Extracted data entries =
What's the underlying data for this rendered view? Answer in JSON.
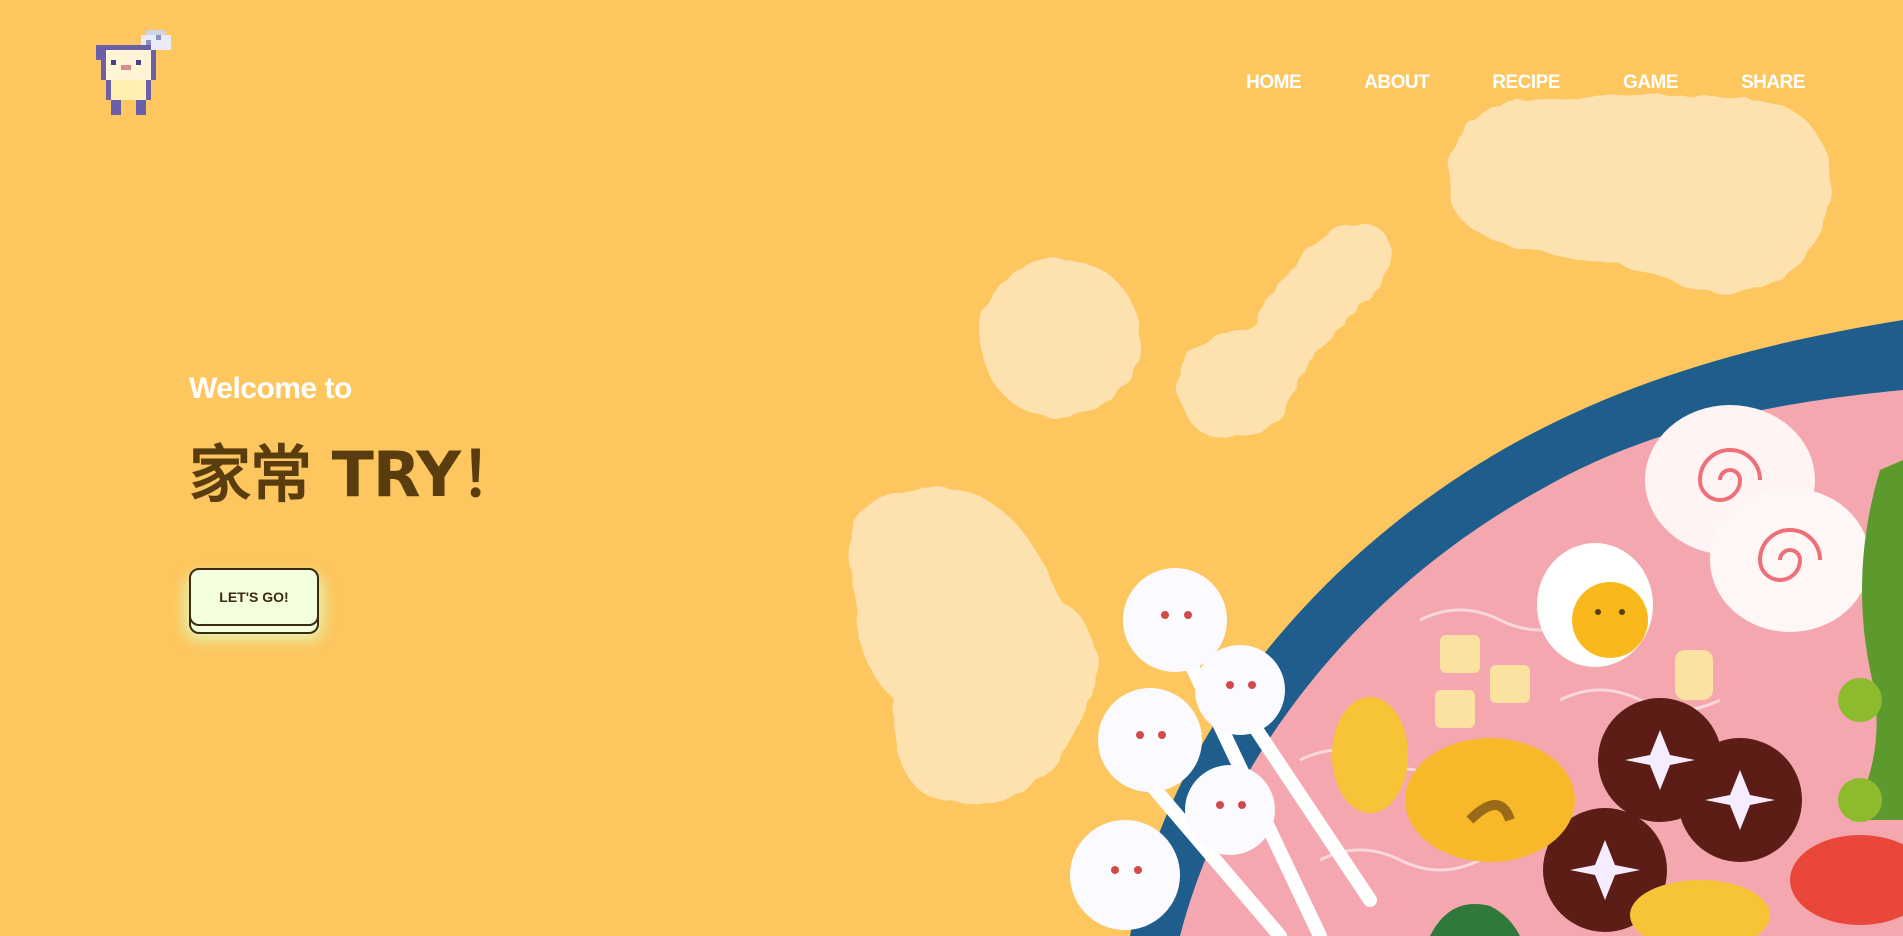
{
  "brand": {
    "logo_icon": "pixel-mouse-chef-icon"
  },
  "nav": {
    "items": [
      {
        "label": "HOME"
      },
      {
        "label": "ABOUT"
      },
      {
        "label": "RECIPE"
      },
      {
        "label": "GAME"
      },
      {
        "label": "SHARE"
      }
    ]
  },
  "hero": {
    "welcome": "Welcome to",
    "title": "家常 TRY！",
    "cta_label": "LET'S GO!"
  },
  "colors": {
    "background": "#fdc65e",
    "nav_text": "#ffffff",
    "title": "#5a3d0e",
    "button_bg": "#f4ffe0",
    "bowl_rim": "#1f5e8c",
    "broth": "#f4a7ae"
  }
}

* * *

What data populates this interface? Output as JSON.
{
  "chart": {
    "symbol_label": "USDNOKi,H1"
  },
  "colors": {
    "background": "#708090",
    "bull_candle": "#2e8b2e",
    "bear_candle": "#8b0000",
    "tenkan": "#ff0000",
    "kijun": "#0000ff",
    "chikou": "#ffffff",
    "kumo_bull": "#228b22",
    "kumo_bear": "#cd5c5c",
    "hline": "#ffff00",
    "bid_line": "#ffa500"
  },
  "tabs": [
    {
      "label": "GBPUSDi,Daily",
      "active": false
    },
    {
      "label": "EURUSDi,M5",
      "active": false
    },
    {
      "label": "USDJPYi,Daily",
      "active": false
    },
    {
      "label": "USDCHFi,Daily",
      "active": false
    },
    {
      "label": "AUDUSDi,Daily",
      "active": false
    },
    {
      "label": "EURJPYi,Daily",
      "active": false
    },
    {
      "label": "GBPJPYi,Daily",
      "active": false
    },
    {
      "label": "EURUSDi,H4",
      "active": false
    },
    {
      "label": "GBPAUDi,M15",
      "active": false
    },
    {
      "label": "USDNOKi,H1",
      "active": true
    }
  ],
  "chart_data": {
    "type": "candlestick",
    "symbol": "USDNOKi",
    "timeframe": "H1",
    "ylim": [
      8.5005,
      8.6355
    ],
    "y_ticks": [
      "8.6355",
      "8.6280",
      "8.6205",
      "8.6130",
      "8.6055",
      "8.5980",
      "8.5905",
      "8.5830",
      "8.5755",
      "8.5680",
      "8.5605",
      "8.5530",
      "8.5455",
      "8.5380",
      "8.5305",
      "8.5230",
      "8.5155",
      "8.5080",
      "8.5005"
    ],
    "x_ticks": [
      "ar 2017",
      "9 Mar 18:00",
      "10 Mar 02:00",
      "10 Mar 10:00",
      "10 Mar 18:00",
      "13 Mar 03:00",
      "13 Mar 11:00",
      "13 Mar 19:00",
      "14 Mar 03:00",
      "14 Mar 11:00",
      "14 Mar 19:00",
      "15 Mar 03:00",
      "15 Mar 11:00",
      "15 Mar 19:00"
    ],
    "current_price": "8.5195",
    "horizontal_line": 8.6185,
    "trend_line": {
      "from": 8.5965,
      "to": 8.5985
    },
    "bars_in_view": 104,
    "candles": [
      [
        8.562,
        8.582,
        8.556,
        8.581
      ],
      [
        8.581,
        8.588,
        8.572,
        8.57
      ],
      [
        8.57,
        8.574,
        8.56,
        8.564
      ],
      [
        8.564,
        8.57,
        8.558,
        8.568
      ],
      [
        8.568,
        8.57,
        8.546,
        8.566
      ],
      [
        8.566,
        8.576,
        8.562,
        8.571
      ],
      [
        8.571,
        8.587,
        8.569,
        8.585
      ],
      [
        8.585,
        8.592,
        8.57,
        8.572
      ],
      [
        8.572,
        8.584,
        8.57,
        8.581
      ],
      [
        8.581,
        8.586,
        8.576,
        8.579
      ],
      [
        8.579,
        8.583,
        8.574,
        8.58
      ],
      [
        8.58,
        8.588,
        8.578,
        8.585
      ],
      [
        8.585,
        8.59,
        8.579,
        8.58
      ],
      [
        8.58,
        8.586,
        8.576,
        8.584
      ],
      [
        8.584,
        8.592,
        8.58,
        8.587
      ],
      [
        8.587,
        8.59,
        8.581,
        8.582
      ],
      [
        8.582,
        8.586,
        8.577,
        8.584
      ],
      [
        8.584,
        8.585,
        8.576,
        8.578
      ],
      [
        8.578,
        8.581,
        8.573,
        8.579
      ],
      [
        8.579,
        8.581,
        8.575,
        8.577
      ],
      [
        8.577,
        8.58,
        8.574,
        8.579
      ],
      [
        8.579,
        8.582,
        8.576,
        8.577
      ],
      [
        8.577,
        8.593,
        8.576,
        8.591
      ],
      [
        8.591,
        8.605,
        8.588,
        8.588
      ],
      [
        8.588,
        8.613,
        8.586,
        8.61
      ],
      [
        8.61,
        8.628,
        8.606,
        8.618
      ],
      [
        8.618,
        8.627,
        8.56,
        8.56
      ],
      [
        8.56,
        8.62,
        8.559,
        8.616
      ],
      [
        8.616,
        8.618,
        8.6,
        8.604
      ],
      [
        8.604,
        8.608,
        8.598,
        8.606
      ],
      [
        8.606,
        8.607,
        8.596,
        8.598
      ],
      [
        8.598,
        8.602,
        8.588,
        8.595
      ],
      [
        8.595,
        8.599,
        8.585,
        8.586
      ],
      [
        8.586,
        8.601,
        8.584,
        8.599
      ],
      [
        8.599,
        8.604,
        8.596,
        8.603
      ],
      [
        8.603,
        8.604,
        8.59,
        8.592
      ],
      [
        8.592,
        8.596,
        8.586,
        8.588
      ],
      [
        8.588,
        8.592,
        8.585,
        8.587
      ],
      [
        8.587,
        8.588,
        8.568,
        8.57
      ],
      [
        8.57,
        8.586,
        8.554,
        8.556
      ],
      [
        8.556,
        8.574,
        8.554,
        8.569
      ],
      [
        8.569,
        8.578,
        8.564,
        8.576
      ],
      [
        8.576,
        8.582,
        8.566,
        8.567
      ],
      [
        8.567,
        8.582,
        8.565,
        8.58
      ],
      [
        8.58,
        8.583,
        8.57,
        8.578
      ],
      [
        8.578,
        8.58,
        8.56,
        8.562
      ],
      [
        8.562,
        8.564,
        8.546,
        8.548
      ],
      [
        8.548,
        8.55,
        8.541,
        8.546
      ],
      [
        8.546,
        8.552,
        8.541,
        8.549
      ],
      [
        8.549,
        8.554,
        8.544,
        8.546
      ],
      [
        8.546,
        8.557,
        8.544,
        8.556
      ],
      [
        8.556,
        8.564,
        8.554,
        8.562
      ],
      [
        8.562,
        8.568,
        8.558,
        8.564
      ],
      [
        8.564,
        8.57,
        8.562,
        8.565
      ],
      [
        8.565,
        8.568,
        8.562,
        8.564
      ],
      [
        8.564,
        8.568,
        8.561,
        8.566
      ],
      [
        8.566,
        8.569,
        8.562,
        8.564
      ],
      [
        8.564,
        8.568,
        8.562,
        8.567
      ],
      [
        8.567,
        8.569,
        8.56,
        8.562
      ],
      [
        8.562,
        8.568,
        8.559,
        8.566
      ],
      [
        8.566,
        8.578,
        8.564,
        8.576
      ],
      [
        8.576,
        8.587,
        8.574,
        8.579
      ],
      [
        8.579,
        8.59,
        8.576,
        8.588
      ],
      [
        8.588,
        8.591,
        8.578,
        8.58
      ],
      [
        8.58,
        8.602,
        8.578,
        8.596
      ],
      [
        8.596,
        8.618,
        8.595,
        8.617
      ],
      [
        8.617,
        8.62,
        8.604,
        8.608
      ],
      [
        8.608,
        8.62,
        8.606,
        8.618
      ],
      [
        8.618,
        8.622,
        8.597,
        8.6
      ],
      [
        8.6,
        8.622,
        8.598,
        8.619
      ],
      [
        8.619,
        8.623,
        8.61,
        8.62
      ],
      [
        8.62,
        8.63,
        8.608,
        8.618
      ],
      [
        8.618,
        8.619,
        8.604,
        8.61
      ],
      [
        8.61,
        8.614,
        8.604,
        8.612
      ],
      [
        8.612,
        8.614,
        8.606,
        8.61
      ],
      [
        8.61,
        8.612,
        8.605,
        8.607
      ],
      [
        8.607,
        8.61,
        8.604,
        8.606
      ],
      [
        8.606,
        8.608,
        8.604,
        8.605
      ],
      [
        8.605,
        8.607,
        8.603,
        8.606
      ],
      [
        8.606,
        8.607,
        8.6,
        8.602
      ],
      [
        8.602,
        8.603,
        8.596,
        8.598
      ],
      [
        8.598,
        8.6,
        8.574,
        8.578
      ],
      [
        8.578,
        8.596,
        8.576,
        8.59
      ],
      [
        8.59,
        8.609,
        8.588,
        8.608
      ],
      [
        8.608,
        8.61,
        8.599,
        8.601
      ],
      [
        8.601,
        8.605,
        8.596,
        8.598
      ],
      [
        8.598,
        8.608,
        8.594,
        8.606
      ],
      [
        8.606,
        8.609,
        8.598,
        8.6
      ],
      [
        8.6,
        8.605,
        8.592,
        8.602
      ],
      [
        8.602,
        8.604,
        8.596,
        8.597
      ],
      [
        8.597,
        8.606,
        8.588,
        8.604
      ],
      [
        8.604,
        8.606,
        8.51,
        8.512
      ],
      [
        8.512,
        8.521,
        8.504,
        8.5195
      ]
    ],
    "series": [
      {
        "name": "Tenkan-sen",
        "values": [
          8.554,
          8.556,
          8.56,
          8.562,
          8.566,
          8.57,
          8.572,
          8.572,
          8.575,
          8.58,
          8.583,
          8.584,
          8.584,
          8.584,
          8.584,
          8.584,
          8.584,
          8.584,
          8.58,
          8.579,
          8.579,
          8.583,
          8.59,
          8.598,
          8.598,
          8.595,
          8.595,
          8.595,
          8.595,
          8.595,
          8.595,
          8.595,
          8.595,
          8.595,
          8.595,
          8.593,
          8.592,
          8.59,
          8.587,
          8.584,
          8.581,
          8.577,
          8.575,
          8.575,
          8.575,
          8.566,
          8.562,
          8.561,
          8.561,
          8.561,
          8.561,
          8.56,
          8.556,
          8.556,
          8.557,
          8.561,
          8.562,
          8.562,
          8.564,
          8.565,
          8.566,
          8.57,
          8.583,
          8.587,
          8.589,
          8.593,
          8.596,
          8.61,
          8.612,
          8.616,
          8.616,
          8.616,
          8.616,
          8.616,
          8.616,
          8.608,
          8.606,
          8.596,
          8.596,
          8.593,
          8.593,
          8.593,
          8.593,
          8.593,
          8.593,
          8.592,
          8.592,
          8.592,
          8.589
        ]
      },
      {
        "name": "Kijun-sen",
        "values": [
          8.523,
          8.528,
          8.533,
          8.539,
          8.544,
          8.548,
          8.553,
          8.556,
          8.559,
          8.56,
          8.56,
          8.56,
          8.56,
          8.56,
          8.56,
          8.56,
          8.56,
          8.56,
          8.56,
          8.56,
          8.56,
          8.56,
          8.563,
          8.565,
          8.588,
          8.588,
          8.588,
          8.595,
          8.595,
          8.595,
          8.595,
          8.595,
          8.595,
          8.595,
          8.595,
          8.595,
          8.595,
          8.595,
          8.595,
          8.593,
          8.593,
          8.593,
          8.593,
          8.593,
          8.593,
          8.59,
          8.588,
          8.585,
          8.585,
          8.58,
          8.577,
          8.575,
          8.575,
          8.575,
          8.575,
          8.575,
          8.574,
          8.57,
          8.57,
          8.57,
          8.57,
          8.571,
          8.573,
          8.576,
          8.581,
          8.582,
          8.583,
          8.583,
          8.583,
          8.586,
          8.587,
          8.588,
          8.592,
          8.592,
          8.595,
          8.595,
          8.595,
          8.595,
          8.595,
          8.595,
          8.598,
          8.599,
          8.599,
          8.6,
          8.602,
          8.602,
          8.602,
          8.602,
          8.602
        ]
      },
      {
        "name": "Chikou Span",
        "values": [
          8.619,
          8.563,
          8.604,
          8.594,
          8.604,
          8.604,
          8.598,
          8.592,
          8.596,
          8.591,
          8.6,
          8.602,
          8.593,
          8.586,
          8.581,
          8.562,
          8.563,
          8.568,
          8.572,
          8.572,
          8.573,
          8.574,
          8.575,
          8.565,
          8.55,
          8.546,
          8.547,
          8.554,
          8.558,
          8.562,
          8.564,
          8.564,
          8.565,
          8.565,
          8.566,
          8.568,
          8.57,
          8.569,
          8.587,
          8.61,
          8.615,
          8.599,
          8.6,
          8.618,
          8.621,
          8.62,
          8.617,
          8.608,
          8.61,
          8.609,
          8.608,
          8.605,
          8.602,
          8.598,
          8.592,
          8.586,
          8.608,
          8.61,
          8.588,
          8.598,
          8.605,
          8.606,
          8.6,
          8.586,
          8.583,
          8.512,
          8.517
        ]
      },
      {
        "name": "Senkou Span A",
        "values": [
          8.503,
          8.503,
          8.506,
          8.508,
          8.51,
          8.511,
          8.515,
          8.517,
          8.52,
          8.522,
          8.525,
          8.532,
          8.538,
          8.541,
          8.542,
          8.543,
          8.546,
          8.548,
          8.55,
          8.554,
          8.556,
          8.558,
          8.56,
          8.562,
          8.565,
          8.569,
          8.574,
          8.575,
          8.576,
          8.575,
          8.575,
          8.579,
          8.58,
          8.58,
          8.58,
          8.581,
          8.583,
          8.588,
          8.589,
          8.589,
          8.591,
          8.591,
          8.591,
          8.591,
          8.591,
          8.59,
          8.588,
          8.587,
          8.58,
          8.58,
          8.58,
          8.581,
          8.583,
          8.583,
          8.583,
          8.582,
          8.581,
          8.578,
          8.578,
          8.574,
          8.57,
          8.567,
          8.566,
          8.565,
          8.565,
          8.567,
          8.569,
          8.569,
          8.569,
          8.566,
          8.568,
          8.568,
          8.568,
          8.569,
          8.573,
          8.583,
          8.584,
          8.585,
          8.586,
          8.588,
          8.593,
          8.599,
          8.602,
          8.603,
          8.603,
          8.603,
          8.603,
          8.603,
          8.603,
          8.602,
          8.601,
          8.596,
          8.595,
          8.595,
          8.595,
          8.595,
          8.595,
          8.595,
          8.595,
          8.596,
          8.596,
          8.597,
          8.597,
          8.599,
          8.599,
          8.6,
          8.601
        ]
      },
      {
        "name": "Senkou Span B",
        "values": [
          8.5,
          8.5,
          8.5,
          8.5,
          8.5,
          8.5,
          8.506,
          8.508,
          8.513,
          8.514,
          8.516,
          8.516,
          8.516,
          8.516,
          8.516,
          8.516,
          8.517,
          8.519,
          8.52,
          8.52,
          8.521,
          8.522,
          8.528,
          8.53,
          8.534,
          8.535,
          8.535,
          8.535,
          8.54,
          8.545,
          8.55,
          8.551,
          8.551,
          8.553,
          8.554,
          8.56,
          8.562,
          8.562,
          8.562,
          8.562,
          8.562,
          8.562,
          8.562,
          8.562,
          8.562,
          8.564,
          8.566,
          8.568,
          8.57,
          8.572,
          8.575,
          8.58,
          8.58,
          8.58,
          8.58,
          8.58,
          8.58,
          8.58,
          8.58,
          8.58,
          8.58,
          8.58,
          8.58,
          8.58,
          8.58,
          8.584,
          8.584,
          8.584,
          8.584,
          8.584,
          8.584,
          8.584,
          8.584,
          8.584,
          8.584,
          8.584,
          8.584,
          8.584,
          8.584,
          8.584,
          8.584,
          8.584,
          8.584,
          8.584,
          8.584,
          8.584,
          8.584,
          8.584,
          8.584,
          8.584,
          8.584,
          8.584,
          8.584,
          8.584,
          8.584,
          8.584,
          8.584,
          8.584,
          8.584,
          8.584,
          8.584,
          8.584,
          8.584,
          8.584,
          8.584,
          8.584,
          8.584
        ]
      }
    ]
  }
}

Challenge =
Gather and return every line that holds the string "Senkou".

Final result =
        "name": "Senkou Span A",
        "name": "Senkou Span B",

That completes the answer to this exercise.